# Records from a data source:
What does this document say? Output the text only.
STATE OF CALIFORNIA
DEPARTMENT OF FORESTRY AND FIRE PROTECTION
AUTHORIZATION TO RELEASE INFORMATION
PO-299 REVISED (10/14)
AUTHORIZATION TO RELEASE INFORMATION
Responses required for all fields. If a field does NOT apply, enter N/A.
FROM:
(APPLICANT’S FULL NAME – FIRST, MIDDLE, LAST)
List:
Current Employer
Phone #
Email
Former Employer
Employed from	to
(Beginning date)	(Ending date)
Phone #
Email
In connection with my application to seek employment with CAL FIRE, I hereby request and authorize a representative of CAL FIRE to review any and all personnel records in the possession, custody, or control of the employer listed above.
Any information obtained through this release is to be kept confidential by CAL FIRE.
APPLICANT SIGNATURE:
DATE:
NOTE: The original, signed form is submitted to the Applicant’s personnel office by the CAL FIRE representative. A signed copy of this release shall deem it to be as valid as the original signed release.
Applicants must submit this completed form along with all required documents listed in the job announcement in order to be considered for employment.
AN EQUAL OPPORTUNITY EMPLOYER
* * *
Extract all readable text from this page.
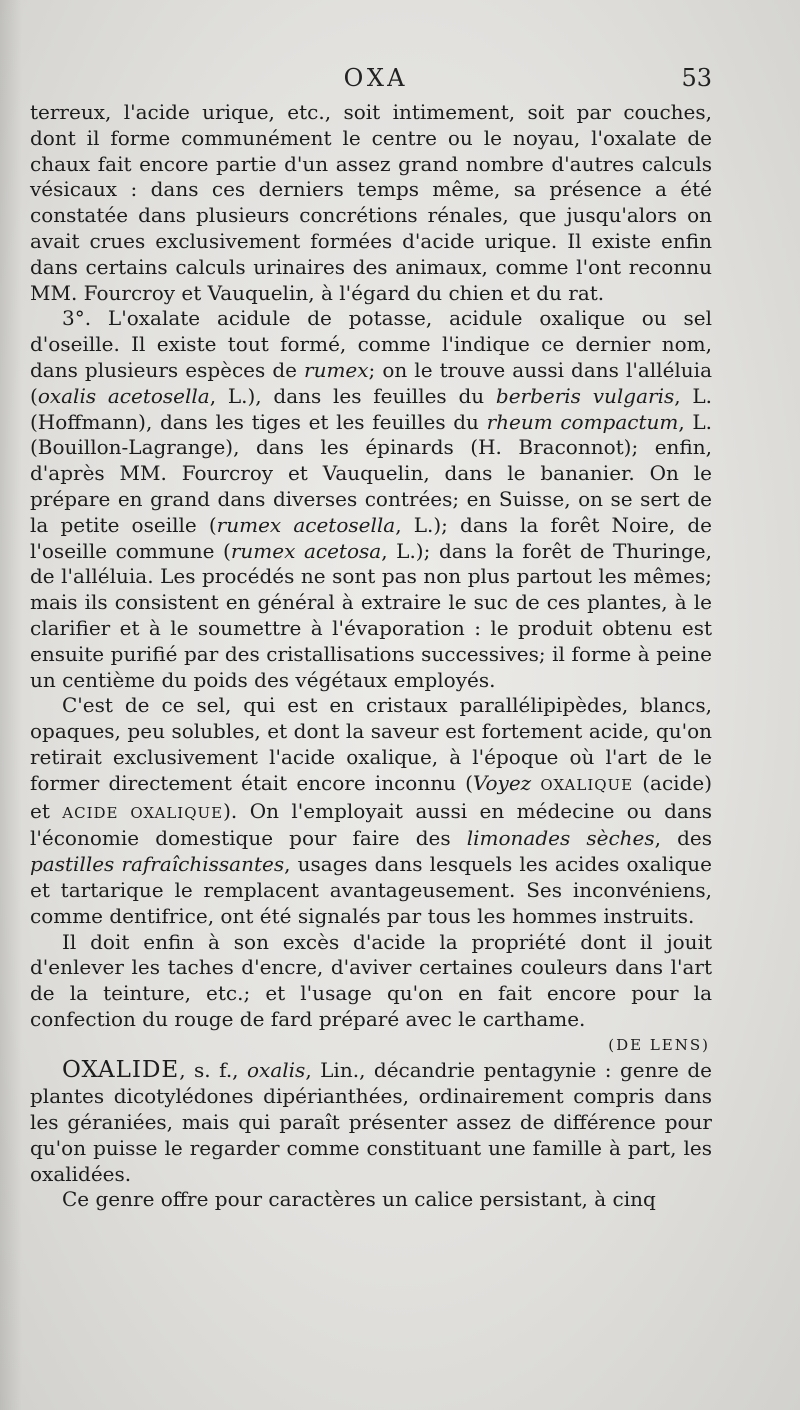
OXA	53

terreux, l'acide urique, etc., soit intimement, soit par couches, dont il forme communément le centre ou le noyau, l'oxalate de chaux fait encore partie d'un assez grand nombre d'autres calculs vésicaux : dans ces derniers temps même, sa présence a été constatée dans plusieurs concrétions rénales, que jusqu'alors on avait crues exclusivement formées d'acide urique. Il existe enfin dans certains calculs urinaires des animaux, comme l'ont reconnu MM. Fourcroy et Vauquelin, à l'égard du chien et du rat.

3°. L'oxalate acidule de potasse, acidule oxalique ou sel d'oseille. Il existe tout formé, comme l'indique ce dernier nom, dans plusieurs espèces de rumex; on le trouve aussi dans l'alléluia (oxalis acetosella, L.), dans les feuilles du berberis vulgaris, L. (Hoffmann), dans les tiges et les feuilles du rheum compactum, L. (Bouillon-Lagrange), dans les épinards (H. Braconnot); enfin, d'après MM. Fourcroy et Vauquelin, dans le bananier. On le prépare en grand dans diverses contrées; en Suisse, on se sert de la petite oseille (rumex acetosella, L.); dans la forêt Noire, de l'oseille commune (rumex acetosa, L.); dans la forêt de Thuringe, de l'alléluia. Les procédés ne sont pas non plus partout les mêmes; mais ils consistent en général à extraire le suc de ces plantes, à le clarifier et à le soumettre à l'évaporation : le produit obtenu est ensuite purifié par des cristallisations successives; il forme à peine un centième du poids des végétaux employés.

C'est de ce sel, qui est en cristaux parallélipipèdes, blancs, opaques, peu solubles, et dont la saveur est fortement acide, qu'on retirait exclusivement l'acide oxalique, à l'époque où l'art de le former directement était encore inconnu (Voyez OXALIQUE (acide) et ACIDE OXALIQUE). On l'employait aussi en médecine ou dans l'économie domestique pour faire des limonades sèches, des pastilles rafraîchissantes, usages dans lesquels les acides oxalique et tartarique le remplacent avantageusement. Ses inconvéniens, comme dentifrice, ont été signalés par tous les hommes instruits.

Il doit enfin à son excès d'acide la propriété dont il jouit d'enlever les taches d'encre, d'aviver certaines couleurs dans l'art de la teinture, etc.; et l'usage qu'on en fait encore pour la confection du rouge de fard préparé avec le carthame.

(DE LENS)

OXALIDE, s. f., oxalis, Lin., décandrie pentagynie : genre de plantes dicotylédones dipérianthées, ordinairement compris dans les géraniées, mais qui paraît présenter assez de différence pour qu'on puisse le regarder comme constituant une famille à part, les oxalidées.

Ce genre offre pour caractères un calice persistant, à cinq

# DO THIS:
Wherever "text" shows up in a line, copy that line.

# REPLY TO THE TASK:
What does this document say? Output the text only.
Extract all readable text from this page.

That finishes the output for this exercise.